Give the number of lines containing the word "this", and nothing else.
** start **
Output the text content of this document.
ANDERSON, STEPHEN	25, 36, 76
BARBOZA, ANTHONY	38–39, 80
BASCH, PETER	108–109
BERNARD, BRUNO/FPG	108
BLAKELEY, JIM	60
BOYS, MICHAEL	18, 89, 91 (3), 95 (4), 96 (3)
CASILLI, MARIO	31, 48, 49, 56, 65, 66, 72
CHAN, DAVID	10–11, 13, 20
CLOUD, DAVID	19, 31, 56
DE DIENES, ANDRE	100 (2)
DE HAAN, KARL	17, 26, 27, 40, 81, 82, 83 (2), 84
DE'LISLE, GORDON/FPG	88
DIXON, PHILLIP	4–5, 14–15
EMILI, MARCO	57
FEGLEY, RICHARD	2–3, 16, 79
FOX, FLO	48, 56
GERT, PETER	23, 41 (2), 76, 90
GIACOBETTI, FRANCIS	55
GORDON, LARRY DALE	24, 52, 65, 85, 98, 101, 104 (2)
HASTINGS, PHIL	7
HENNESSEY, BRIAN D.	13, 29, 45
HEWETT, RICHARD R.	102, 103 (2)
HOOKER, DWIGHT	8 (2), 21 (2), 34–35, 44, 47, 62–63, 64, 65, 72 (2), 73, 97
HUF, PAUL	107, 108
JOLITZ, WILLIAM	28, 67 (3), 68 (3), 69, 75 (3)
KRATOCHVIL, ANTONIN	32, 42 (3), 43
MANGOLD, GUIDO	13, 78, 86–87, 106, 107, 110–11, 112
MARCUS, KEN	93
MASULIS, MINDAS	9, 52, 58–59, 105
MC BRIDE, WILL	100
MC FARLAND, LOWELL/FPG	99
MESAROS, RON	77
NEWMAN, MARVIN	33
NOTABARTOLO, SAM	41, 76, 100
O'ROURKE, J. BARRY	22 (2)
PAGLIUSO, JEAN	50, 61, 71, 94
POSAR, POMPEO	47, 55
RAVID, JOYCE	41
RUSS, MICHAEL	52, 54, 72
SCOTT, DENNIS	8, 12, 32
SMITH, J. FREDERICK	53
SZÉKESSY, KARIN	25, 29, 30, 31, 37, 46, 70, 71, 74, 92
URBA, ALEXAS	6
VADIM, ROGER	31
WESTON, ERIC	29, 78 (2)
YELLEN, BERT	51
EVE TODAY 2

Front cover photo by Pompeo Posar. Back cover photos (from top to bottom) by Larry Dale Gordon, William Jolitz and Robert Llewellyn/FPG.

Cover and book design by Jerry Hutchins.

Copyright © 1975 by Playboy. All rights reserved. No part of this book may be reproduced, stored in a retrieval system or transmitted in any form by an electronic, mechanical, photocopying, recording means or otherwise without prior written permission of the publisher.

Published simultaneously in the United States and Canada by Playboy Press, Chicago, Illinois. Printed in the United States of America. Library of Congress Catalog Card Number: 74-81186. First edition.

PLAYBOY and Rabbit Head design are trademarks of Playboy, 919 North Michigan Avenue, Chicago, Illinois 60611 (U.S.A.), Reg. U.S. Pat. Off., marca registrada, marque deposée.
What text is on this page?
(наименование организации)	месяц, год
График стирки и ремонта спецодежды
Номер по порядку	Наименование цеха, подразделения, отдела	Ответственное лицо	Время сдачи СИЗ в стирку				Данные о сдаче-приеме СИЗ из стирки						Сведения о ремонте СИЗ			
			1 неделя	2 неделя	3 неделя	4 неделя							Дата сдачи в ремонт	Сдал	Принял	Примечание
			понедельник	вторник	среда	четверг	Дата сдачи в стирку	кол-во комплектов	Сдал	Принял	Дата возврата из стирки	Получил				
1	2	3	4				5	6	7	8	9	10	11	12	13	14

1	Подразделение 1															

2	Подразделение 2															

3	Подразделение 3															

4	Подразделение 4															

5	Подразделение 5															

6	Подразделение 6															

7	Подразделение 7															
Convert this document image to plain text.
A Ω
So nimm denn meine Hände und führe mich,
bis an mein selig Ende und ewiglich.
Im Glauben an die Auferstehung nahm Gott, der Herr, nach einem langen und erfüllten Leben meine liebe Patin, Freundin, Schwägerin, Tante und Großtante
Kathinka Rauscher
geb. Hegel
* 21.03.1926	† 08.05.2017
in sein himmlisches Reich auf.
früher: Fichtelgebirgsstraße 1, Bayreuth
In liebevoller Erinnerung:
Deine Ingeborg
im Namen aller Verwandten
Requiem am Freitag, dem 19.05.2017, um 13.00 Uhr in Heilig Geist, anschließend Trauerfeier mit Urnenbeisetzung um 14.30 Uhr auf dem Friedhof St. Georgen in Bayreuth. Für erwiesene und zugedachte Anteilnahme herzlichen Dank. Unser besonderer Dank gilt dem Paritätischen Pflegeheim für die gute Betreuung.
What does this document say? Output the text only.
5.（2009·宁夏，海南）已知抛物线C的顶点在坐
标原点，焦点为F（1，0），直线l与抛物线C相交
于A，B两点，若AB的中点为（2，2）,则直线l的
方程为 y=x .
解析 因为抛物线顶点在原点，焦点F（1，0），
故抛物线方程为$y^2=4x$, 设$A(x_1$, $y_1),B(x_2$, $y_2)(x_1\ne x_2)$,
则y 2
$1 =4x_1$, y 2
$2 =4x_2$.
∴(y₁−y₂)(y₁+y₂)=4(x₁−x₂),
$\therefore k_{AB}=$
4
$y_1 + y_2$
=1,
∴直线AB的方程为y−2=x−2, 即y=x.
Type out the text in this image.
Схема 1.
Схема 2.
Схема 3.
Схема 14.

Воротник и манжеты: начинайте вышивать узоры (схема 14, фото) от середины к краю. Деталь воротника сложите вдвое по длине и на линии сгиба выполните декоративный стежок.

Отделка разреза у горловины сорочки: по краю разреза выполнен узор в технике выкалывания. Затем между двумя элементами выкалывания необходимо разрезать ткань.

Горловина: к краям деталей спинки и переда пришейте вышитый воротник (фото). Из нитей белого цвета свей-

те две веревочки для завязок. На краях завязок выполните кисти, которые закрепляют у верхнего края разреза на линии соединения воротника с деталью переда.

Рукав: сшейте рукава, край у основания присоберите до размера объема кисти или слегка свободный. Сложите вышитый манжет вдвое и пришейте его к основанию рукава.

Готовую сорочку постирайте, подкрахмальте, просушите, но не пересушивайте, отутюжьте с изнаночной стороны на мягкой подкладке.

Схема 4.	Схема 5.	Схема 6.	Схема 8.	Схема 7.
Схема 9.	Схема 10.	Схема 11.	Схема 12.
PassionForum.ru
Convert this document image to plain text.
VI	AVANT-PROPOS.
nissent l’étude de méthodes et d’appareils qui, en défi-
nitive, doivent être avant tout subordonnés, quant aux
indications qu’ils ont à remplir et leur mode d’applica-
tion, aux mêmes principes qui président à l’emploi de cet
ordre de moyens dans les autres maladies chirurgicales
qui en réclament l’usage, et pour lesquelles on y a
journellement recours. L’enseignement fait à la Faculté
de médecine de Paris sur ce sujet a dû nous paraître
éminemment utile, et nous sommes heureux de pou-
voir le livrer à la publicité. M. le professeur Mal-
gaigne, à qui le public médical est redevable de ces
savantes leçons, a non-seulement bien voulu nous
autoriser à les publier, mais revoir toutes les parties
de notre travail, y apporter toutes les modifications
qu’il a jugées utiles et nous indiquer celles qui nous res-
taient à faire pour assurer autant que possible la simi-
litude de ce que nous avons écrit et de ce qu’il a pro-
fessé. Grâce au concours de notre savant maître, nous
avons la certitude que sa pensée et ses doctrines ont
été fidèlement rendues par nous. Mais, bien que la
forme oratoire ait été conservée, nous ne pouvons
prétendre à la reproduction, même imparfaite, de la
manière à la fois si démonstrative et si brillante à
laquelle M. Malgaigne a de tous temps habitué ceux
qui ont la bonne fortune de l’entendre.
** end **
* **Written reply**: 7